*INSTRUCTIONS TO FOLLOW*. Below are records. Copy every line with "Mont" in it.

>> start EXERCISE MATERIAL

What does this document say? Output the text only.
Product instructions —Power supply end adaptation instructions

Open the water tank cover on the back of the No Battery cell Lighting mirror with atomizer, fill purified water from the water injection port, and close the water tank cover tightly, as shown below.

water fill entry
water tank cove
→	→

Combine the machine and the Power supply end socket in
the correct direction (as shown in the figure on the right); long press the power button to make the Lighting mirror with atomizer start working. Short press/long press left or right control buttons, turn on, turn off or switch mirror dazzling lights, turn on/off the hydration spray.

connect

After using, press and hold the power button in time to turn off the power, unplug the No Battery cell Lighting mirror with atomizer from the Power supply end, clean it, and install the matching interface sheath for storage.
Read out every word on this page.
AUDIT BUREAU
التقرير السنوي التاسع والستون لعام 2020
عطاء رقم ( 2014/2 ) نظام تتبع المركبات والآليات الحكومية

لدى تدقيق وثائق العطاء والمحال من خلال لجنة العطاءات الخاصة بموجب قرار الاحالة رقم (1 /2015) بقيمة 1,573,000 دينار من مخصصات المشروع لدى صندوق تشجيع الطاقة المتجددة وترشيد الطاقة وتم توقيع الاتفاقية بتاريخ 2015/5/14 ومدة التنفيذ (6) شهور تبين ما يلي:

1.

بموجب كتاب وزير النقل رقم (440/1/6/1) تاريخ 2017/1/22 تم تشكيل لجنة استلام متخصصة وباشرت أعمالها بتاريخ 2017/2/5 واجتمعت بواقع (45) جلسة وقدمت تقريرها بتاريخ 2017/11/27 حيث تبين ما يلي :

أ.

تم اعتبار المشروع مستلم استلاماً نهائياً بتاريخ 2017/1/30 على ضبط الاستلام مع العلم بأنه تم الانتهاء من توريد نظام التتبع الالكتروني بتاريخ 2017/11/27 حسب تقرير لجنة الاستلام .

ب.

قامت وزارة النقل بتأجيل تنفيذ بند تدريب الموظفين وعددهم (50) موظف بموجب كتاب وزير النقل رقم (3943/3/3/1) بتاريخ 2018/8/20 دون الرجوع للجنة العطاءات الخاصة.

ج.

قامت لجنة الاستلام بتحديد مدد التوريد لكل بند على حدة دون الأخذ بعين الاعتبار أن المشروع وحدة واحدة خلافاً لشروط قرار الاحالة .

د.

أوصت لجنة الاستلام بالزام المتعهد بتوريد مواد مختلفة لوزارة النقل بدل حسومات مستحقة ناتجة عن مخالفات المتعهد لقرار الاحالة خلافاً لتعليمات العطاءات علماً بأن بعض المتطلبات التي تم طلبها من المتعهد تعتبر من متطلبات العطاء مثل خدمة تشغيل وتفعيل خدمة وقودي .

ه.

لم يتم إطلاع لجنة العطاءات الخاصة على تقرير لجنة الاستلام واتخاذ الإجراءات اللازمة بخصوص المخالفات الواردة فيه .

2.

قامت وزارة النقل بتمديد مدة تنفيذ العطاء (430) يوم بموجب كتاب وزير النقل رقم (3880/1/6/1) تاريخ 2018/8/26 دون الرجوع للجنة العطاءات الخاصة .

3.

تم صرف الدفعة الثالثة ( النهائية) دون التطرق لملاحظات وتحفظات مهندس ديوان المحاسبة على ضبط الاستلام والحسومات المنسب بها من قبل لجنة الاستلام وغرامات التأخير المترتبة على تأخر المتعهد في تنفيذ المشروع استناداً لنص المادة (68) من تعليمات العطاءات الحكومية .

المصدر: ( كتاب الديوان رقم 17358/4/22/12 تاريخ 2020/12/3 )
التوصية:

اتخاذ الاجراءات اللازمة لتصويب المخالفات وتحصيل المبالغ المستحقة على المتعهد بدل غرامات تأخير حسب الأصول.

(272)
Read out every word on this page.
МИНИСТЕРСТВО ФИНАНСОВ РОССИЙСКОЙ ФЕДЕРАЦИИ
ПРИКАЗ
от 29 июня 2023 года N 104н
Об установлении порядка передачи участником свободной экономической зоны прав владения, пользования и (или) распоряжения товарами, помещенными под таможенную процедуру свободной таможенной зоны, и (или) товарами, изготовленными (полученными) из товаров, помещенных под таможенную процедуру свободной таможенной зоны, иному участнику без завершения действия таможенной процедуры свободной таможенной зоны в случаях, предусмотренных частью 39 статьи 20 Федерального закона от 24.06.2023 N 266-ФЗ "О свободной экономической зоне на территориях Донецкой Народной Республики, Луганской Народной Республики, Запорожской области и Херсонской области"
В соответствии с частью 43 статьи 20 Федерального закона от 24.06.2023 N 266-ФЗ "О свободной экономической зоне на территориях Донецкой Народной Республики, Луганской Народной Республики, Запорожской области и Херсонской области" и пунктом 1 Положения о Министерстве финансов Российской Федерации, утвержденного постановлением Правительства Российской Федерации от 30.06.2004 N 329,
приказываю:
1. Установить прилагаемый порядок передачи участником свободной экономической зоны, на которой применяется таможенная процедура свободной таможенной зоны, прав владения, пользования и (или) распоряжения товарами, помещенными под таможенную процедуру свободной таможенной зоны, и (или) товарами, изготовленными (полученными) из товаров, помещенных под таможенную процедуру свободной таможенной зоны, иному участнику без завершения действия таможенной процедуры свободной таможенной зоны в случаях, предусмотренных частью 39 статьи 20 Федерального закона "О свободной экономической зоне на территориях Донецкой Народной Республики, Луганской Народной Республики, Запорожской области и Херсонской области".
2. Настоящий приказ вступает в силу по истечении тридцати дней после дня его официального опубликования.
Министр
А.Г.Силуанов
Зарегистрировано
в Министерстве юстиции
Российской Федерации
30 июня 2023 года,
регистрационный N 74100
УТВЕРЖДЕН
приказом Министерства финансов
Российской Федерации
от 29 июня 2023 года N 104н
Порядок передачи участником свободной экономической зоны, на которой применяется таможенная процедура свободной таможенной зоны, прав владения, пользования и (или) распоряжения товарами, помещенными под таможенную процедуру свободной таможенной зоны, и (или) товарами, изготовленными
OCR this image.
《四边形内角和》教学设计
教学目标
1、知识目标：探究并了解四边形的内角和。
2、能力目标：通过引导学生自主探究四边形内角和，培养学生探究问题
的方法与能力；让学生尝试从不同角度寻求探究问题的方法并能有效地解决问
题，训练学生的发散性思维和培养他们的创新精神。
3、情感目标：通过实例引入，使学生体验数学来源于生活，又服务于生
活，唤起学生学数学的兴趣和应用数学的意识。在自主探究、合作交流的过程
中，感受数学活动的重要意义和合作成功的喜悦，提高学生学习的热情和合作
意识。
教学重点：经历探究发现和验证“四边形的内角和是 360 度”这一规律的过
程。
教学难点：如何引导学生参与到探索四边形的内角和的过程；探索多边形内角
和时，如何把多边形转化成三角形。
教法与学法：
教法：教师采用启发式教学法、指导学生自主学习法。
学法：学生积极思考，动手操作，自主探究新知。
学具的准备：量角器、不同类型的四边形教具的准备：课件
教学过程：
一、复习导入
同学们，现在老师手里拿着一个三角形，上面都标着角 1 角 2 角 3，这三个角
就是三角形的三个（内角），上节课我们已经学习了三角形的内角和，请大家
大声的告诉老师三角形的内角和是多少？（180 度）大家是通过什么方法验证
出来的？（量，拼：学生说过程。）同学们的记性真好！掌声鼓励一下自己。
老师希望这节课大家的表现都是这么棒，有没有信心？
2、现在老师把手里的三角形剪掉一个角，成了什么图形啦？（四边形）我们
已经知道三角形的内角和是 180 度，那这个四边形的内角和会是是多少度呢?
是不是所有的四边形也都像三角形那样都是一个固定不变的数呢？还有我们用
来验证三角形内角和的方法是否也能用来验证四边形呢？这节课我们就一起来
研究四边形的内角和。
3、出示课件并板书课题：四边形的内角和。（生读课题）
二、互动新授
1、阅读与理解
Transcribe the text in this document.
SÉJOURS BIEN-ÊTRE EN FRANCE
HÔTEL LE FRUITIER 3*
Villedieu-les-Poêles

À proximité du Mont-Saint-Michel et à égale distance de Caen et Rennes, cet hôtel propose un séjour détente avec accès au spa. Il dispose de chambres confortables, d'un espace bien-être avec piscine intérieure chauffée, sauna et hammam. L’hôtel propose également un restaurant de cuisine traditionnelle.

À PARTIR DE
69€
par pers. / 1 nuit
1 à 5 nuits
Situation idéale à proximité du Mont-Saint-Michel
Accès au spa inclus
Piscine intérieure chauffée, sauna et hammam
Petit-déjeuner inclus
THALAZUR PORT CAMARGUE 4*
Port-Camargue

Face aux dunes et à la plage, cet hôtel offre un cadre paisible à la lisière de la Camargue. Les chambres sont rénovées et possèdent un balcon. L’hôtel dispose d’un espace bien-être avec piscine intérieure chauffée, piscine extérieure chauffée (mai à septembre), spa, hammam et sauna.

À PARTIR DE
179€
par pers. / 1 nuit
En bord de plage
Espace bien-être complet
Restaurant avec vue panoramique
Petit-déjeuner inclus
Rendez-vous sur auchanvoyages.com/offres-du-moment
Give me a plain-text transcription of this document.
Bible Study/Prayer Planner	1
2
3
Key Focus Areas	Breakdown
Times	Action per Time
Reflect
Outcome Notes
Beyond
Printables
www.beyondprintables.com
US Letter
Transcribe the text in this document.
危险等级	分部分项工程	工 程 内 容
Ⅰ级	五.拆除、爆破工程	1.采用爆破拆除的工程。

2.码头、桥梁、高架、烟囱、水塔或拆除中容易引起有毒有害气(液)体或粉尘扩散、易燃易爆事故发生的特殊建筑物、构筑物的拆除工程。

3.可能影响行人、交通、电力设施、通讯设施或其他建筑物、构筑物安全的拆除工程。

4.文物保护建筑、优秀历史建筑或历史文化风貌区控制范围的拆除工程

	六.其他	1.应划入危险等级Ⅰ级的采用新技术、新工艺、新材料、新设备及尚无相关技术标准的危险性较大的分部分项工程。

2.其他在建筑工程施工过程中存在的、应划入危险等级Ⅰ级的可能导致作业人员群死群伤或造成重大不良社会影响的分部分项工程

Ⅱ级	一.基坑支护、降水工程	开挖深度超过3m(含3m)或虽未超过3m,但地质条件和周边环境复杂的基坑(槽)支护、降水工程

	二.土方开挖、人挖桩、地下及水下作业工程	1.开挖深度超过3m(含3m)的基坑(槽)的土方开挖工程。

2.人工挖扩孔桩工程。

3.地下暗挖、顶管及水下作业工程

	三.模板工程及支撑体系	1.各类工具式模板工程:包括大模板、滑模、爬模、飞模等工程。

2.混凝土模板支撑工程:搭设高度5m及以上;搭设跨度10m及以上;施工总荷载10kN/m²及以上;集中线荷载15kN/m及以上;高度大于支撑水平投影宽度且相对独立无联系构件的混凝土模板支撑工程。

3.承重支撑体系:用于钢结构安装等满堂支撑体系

>> end EXERCISE MATERIAL

*TASK RESULT*.
À proximité du Mont-Saint-Michel et à égale distance de Caen et Rennes, cet hôtel propose un séjour détente avec accès au spa. Il dispose de chambres confortables, d'un espace bien-être avec piscine intérieure chauffée, sauna et hammam. L’hôtel propose également un restaurant de cuisine traditionnelle.
Situation idéale à proximité du Mont-Saint-Michel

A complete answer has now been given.